> _DESCRIPTION OF THE TASK_: All the entries need to be quoted exactly, apart from the pictures, which you should drop.

Records from a data collection:
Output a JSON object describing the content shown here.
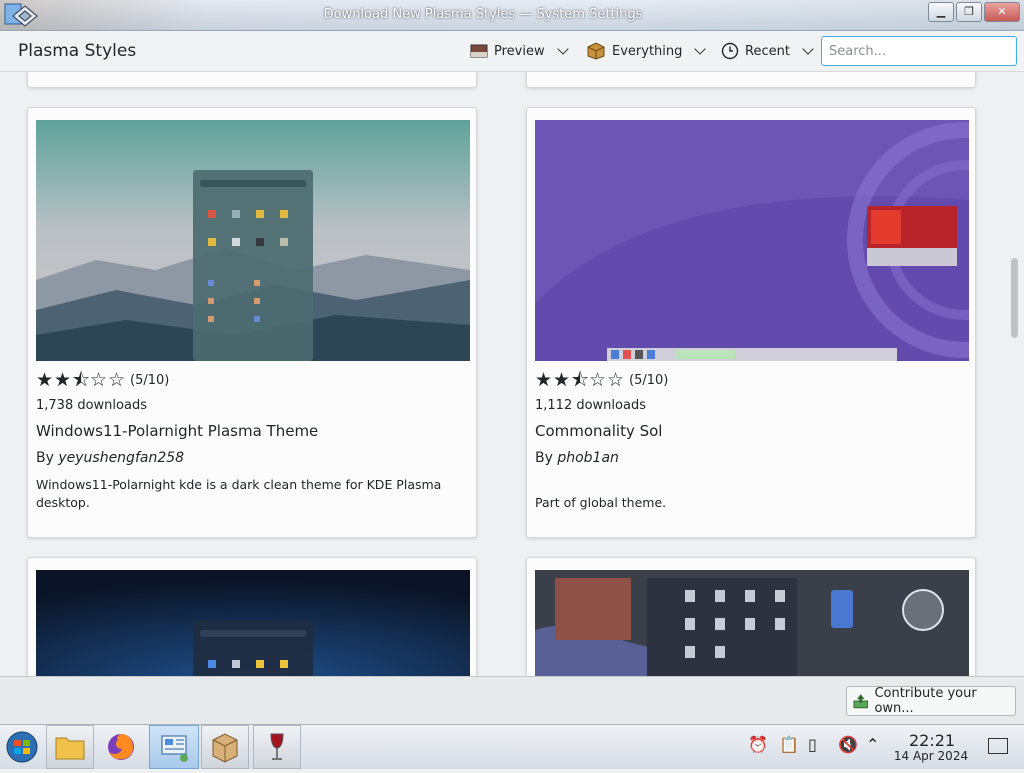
{
  "window": {
    "title": "Download New Plasma Styles — System Settings",
    "minimize_icon": "minimize-icon",
    "maximize_icon": "maximize-icon",
    "close_icon": "close-icon"
  },
  "header": {
    "title": "Plasma Styles",
    "preview_label": "Preview",
    "everything_label": "Everything",
    "recent_label": "Recent",
    "search_placeholder": "Search...",
    "search_value": ""
  },
  "cards": [
    {
      "rating_value": 5,
      "rating_max": 10,
      "rating_text": "(5/10)",
      "downloads": "1,738 downloads",
      "name": "Windows11-Polarnight Plasma Theme",
      "by": "By",
      "author": "yeyushengfan258",
      "description": "Windows11-Polarnight kde is a dark clean theme for KDE Plasma desktop."
    },
    {
      "rating_value": 5,
      "rating_max": 10,
      "rating_text": "(5/10)",
      "downloads": "1,112 downloads",
      "name": "Commonality Sol",
      "by": "By",
      "author": "phob1an",
      "description": "Part of global theme."
    }
  ],
  "footer": {
    "contribute_label": "Contribute your own..."
  },
  "taskbar": {
    "time": "22:21",
    "date": "14 Apr 2024"
  },
  "colors": {
    "accent": "#3daee9",
    "card_bg": "#fcfcfc",
    "page_bg": "#eff0f1",
    "thumb1_sky": "#5c9c94",
    "thumb2_bg": "#6b55b5"
  }
}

> _RESPONSE TO THE TASK_:
Output a JSON object describing the content shown here.
{
  "window": {
    "title": "Download New Plasma Styles — System Settings",
    "minimize_icon": "minimize-icon",
    "maximize_icon": "maximize-icon",
    "close_icon": "close-icon"
  },
  "header": {
    "title": "Plasma Styles",
    "preview_label": "Preview",
    "everything_label": "Everything",
    "recent_label": "Recent",
    "search_placeholder": "Search...",
    "search_value": ""
  },
  "cards": [
    {
      "rating_value": 5,
      "rating_max": 10,
      "rating_text": "(5/10)",
      "downloads": "1,738 downloads",
      "name": "Windows11-Polarnight Plasma Theme",
      "by": "By",
      "author": "yeyushengfan258",
      "description": "Windows11-Polarnight kde is a dark clean theme for KDE Plasma desktop."
    },
    {
      "rating_value": 5,
      "rating_max": 10,
      "rating_text": "(5/10)",
      "downloads": "1,112 downloads",
      "name": "Commonality Sol",
      "by": "By",
      "author": "phob1an",
      "description": "Part of global theme."
    }
  ],
  "footer": {
    "contribute_label": "Contribute your own..."
  },
  "taskbar": {
    "time": "22:21",
    "date": "14 Apr 2024"
  },
  "colors": {
    "accent": "#3daee9",
    "card_bg": "#fcfcfc",
    "page_bg": "#eff0f1",
    "thumb1_sky": "#5c9c94",
    "thumb2_bg": "#6b55b5"
  }
}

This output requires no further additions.